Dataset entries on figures
-- Start --

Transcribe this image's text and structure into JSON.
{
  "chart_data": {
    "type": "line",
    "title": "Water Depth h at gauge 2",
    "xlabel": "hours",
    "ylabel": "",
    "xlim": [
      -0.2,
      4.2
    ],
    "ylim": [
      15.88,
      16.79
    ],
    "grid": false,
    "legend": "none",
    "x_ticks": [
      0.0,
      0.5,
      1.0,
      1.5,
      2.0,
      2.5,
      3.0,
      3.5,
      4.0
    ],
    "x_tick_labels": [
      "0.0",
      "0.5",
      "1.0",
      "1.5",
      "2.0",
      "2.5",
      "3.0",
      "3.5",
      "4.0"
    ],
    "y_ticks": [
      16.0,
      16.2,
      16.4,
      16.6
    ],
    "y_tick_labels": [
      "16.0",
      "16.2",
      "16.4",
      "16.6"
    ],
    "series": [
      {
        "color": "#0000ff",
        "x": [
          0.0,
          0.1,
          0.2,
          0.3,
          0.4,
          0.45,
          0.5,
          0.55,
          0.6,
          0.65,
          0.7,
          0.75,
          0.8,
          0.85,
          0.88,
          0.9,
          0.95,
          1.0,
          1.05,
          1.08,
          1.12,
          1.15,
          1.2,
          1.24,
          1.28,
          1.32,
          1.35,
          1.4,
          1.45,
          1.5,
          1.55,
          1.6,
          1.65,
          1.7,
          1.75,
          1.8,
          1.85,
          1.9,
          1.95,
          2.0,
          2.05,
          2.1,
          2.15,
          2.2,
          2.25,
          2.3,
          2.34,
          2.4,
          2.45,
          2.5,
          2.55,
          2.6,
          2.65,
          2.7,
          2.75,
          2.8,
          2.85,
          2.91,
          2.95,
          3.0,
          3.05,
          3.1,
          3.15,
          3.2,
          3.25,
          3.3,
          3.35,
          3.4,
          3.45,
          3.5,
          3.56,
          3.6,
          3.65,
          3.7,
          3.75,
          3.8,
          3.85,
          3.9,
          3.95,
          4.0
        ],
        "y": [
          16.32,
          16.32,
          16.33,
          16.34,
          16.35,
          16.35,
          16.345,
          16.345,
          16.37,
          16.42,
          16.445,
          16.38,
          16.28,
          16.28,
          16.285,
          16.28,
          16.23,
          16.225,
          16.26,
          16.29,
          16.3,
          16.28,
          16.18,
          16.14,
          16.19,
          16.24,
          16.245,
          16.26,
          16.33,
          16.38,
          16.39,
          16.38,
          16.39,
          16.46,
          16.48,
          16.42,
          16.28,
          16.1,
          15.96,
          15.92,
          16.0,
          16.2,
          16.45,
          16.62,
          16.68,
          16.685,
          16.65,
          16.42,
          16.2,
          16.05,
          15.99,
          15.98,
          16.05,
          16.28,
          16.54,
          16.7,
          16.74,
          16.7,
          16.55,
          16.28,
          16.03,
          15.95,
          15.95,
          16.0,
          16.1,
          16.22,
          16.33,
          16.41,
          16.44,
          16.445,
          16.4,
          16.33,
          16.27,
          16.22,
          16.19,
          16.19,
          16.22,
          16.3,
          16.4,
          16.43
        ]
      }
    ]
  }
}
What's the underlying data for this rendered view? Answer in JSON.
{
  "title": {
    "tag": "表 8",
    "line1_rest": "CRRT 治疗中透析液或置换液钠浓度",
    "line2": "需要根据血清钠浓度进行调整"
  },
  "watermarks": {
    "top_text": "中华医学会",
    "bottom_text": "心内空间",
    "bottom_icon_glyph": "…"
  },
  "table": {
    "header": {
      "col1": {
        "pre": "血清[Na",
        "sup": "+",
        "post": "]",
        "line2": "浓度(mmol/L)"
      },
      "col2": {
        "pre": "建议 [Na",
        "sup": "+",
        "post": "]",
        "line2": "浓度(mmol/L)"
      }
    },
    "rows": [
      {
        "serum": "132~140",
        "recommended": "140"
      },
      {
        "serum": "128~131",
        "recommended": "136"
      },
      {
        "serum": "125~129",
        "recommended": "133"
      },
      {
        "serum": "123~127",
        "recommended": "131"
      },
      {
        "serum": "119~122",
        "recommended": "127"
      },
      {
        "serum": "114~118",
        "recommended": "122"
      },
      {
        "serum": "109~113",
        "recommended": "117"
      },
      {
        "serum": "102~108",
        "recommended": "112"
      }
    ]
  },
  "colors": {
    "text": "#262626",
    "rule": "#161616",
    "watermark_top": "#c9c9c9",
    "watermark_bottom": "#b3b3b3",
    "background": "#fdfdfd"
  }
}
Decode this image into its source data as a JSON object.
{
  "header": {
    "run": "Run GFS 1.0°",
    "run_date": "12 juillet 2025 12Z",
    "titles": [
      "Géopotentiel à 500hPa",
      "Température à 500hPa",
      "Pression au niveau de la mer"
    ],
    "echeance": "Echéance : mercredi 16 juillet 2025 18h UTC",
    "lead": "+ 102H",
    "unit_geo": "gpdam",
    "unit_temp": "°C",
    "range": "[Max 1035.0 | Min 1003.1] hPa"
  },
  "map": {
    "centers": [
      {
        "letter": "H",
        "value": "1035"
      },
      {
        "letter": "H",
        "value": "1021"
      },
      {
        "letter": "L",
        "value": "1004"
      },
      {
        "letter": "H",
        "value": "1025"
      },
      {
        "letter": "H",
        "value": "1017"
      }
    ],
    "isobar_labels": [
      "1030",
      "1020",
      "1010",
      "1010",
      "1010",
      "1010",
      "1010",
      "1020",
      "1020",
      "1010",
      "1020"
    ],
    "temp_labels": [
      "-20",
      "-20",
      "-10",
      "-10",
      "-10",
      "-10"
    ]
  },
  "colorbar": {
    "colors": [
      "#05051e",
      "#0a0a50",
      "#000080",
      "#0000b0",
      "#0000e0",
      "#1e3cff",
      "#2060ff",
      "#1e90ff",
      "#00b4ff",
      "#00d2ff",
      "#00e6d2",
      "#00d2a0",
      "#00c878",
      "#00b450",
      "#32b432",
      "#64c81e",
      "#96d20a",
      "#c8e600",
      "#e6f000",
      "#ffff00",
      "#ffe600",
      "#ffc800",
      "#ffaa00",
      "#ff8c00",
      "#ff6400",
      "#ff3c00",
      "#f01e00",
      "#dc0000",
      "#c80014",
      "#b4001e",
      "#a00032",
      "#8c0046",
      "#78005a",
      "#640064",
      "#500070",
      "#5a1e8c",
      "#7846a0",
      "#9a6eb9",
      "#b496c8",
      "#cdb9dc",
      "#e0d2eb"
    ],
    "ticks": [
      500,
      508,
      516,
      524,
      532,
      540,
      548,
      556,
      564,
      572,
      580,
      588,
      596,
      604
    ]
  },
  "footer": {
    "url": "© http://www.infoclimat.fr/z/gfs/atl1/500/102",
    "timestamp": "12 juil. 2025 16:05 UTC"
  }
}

-- End --

Repeat every record, exactly as written.

Transcribe this image's text and structure into JSON.
{
  "chart_data": {
    "type": "line",
    "title": "Water Depth h at gauge 2",
    "xlabel": "hours",
    "ylabel": "",
    "xlim": [
      -0.2,
      4.2
    ],
    "ylim": [
      15.88,
      16.79
    ],
    "grid": false,
    "legend": "none",
    "x_ticks": [
      0.0,
      0.5,
      1.0,
      1.5,
      2.0,
      2.5,
      3.0,
      3.5,
      4.0
    ],
    "x_tick_labels": [
      "0.0",
      "0.5",
      "1.0",
      "1.5",
      "2.0",
      "2.5",
      "3.0",
      "3.5",
      "4.0"
    ],
    "y_ticks": [
      16.0,
      16.2,
      16.4,
      16.6
    ],
    "y_tick_labels": [
      "16.0",
      "16.2",
      "16.4",
      "16.6"
    ],
    "series": [
      {
        "color": "#0000ff",
        "x": [
          0.0,
          0.1,
          0.2,
          0.3,
          0.4,
          0.45,
          0.5,
          0.55,
          0.6,
          0.65,
          0.7,
          0.75,
          0.8,
          0.85,
          0.88,
          0.9,
          0.95,
          1.0,
          1.05,
          1.08,
          1.12,
          1.15,
          1.2,
          1.24,
          1.28,
          1.32,
          1.35,
          1.4,
          1.45,
          1.5,
          1.55,
          1.6,
          1.65,
          1.7,
          1.75,
          1.8,
          1.85,
          1.9,
          1.95,
          2.0,
          2.05,
          2.1,
          2.15,
          2.2,
          2.25,
          2.3,
          2.34,
          2.4,
          2.45,
          2.5,
          2.55,
          2.6,
          2.65,
          2.7,
          2.75,
          2.8,
          2.85,
          2.91,
          2.95,
          3.0,
          3.05,
          3.1,
          3.15,
          3.2,
          3.25,
          3.3,
          3.35,
          3.4,
          3.45,
          3.5,
          3.56,
          3.6,
          3.65,
          3.7,
          3.75,
          3.8,
          3.85,
          3.9,
          3.95,
          4.0
        ],
        "y": [
          16.32,
          16.32,
          16.33,
          16.34,
          16.35,
          16.35,
          16.345,
          16.345,
          16.37,
          16.42,
          16.445,
          16.38,
          16.28,
          16.28,
          16.285,
          16.28,
          16.23,
          16.225,
          16.26,
          16.29,
          16.3,
          16.28,
          16.18,
          16.14,
          16.19,
          16.24,
          16.245,
          16.26,
          16.33,
          16.38,
          16.39,
          16.38,
          16.39,
          16.46,
          16.48,
          16.42,
          16.28,
          16.1,
          15.96,
          15.92,
          16.0,
          16.2,
          16.45,
          16.62,
          16.68,
          16.685,
          16.65,
          16.42,
          16.2,
          16.05,
          15.99,
          15.98,
          16.05,
          16.28,
          16.54,
          16.7,
          16.74,
          16.7,
          16.55,
          16.28,
          16.03,
          15.95,
          15.95,
          16.0,
          16.1,
          16.22,
          16.33,
          16.41,
          16.44,
          16.445,
          16.4,
          16.33,
          16.27,
          16.22,
          16.19,
          16.19,
          16.22,
          16.3,
          16.4,
          16.43
        ]
      }
    ]
  }
}
What's the underlying data for this rendered view? Answer in JSON.
{
  "title": {
    "tag": "表 8",
    "line1_rest": "CRRT 治疗中透析液或置换液钠浓度",
    "line2": "需要根据血清钠浓度进行调整"
  },
  "watermarks": {
    "top_text": "中华医学会",
    "bottom_text": "心内空间",
    "bottom_icon_glyph": "…"
  },
  "table": {
    "header": {
      "col1": {
        "pre": "血清[Na",
        "sup": "+",
        "post": "]",
        "line2": "浓度(mmol/L)"
      },
      "col2": {
        "pre": "建议 [Na",
        "sup": "+",
        "post": "]",
        "line2": "浓度(mmol/L)"
      }
    },
    "rows": [
      {
        "serum": "132~140",
        "recommended": "140"
      },
      {
        "serum": "128~131",
        "recommended": "136"
      },
      {
        "serum": "125~129",
        "recommended": "133"
      },
      {
        "serum": "123~127",
        "recommended": "131"
      },
      {
        "serum": "119~122",
        "recommended": "127"
      },
      {
        "serum": "114~118",
        "recommended": "122"
      },
      {
        "serum": "109~113",
        "recommended": "117"
      },
      {
        "serum": "102~108",
        "recommended": "112"
      }
    ]
  },
  "colors": {
    "text": "#262626",
    "rule": "#161616",
    "watermark_top": "#c9c9c9",
    "watermark_bottom": "#b3b3b3",
    "background": "#fdfdfd"
  }
}
Decode this image into its source data as a JSON object.
{
  "header": {
    "run": "Run GFS 1.0°",
    "run_date": "12 juillet 2025 12Z",
    "titles": [
      "Géopotentiel à 500hPa",
      "Température à 500hPa",
      "Pression au niveau de la mer"
    ],
    "echeance": "Echéance : mercredi 16 juillet 2025 18h UTC",
    "lead": "+ 102H",
    "unit_geo": "gpdam",
    "unit_temp": "°C",
    "range": "[Max 1035.0 | Min 1003.1] hPa"
  },
  "map": {
    "centers": [
      {
        "letter": "H",
        "value": "1035"
      },
      {
        "letter": "H",
        "value": "1021"
      },
      {
        "letter": "L",
        "value": "1004"
      },
      {
        "letter": "H",
        "value": "1025"
      },
      {
        "letter": "H",
        "value": "1017"
      }
    ],
    "isobar_labels": [
      "1030",
      "1020",
      "1010",
      "1010",
      "1010",
      "1010",
      "1010",
      "1020",
      "1020",
      "1010",
      "1020"
    ],
    "temp_labels": [
      "-20",
      "-20",
      "-10",
      "-10",
      "-10",
      "-10"
    ]
  },
  "colorbar": {
    "colors": [
      "#05051e",
      "#0a0a50",
      "#000080",
      "#0000b0",
      "#0000e0",
      "#1e3cff",
      "#2060ff",
      "#1e90ff",
      "#00b4ff",
      "#00d2ff",
      "#00e6d2",
      "#00d2a0",
      "#00c878",
      "#00b450",
      "#32b432",
      "#64c81e",
      "#96d20a",
      "#c8e600",
      "#e6f000",
      "#ffff00",
      "#ffe600",
      "#ffc800",
      "#ffaa00",
      "#ff8c00",
      "#ff6400",
      "#ff3c00",
      "#f01e00",
      "#dc0000",
      "#c80014",
      "#b4001e",
      "#a00032",
      "#8c0046",
      "#78005a",
      "#640064",
      "#500070",
      "#5a1e8c",
      "#7846a0",
      "#9a6eb9",
      "#b496c8",
      "#cdb9dc",
      "#e0d2eb"
    ],
    "ticks": [
      500,
      508,
      516,
      524,
      532,
      540,
      548,
      556,
      564,
      572,
      580,
      588,
      596,
      604
    ]
  },
  "footer": {
    "url": "© http://www.infoclimat.fr/z/gfs/atl1/500/102",
    "timestamp": "12 juil. 2025 16:05 UTC"
  }
}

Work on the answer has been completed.